* **Work instructions**
In the data below, find the line containing "Convert this document image to plain text."; reproduce that line and all subsequent lines exactly, and nothing else.

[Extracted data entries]
╔══
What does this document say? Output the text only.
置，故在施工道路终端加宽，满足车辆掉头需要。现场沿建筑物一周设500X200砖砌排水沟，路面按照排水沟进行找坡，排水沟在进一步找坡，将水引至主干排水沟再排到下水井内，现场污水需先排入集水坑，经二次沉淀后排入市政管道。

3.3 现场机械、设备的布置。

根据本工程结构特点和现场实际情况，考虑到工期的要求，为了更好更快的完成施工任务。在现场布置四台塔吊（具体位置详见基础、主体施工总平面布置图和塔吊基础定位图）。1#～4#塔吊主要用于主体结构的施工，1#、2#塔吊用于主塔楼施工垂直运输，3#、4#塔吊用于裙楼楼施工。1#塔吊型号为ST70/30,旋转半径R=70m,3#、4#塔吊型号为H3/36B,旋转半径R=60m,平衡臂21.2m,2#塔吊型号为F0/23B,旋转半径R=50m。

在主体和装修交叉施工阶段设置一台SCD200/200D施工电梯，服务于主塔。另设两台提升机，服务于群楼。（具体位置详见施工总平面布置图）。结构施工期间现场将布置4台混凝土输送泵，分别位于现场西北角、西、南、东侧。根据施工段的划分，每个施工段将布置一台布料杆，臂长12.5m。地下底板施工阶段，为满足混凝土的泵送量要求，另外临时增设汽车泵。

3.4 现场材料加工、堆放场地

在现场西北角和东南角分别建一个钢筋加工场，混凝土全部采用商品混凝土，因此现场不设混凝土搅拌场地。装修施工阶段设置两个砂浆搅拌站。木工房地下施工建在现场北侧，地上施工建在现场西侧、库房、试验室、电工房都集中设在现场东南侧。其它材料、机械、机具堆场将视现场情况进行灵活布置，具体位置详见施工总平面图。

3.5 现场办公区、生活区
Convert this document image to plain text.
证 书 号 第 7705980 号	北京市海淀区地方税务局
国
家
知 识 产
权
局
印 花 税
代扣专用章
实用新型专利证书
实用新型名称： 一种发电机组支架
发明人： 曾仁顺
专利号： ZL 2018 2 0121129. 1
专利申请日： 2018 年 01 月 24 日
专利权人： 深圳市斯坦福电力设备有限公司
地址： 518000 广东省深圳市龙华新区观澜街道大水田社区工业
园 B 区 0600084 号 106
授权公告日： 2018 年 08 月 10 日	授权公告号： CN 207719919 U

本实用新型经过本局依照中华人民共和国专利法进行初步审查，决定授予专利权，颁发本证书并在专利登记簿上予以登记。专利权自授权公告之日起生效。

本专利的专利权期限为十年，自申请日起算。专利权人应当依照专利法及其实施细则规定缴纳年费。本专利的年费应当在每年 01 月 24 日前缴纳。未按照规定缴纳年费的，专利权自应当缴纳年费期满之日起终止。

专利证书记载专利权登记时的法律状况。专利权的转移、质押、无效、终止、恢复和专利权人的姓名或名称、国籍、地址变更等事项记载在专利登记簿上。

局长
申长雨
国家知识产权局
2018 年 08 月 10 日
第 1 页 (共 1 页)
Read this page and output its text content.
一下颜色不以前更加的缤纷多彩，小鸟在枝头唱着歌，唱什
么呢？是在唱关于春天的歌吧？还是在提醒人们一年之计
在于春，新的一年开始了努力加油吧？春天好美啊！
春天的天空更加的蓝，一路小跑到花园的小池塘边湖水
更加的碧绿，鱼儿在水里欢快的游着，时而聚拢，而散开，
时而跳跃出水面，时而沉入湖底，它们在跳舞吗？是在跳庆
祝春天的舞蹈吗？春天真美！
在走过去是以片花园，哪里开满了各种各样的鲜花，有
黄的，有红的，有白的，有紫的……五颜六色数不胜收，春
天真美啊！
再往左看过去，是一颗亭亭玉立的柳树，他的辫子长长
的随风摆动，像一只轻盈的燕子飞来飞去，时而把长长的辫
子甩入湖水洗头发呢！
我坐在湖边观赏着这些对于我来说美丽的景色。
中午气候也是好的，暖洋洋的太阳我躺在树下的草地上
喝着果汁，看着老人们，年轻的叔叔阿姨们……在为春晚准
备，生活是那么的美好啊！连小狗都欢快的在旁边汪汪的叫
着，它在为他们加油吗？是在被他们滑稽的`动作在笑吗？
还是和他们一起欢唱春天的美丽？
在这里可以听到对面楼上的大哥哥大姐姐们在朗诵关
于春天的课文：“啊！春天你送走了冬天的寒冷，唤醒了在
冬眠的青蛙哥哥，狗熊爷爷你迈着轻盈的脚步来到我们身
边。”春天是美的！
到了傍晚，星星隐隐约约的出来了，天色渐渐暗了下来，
╚══
* **The answer**
Convert this document image to plain text.
证 书 号 第 7705980 号	北京市海淀区地方税务局
国
家
知 识 产
权
局
印 花 税
代扣专用章
实用新型专利证书
实用新型名称： 一种发电机组支架
发明人： 曾仁顺
专利号： ZL 2018 2 0121129. 1
专利申请日： 2018 年 01 月 24 日
专利权人： 深圳市斯坦福电力设备有限公司
地址： 518000 广东省深圳市龙华新区观澜街道大水田社区工业
园 B 区 0600084 号 106
授权公告日： 2018 年 08 月 10 日	授权公告号： CN 207719919 U

本实用新型经过本局依照中华人民共和国专利法进行初步审查，决定授予专利权，颁发本证书并在专利登记簿上予以登记。专利权自授权公告之日起生效。

本专利的专利权期限为十年，自申请日起算。专利权人应当依照专利法及其实施细则规定缴纳年费。本专利的年费应当在每年 01 月 24 日前缴纳。未按照规定缴纳年费的，专利权自应当缴纳年费期满之日起终止。

专利证书记载专利权登记时的法律状况。专利权的转移、质押、无效、终止、恢复和专利权人的姓名或名称、国籍、地址变更等事项记载在专利登记簿上。

局长
申长雨
国家知识产权局
2018 年 08 月 10 日
第 1 页 (共 1 页)
Read this page and output its text content.
一下颜色不以前更加的缤纷多彩，小鸟在枝头唱着歌，唱什
么呢？是在唱关于春天的歌吧？还是在提醒人们一年之计
在于春，新的一年开始了努力加油吧？春天好美啊！
春天的天空更加的蓝，一路小跑到花园的小池塘边湖水
更加的碧绿，鱼儿在水里欢快的游着，时而聚拢，而散开，
时而跳跃出水面，时而沉入湖底，它们在跳舞吗？是在跳庆
祝春天的舞蹈吗？春天真美！
在走过去是以片花园，哪里开满了各种各样的鲜花，有
黄的，有红的，有白的，有紫的……五颜六色数不胜收，春
天真美啊！
再往左看过去，是一颗亭亭玉立的柳树，他的辫子长长
的随风摆动，像一只轻盈的燕子飞来飞去，时而把长长的辫
子甩入湖水洗头发呢！
我坐在湖边观赏着这些对于我来说美丽的景色。
中午气候也是好的，暖洋洋的太阳我躺在树下的草地上
喝着果汁，看着老人们，年轻的叔叔阿姨们……在为春晚准
备，生活是那么的美好啊！连小狗都欢快的在旁边汪汪的叫
着，它在为他们加油吗？是在被他们滑稽的`动作在笑吗？
还是和他们一起欢唱春天的美丽？
在这里可以听到对面楼上的大哥哥大姐姐们在朗诵关
于春天的课文：“啊！春天你送走了冬天的寒冷，唤醒了在
冬眠的青蛙哥哥，狗熊爷爷你迈着轻盈的脚步来到我们身
边。”春天是美的！
到了傍晚，星星隐隐约约的出来了，天色渐渐暗了下来，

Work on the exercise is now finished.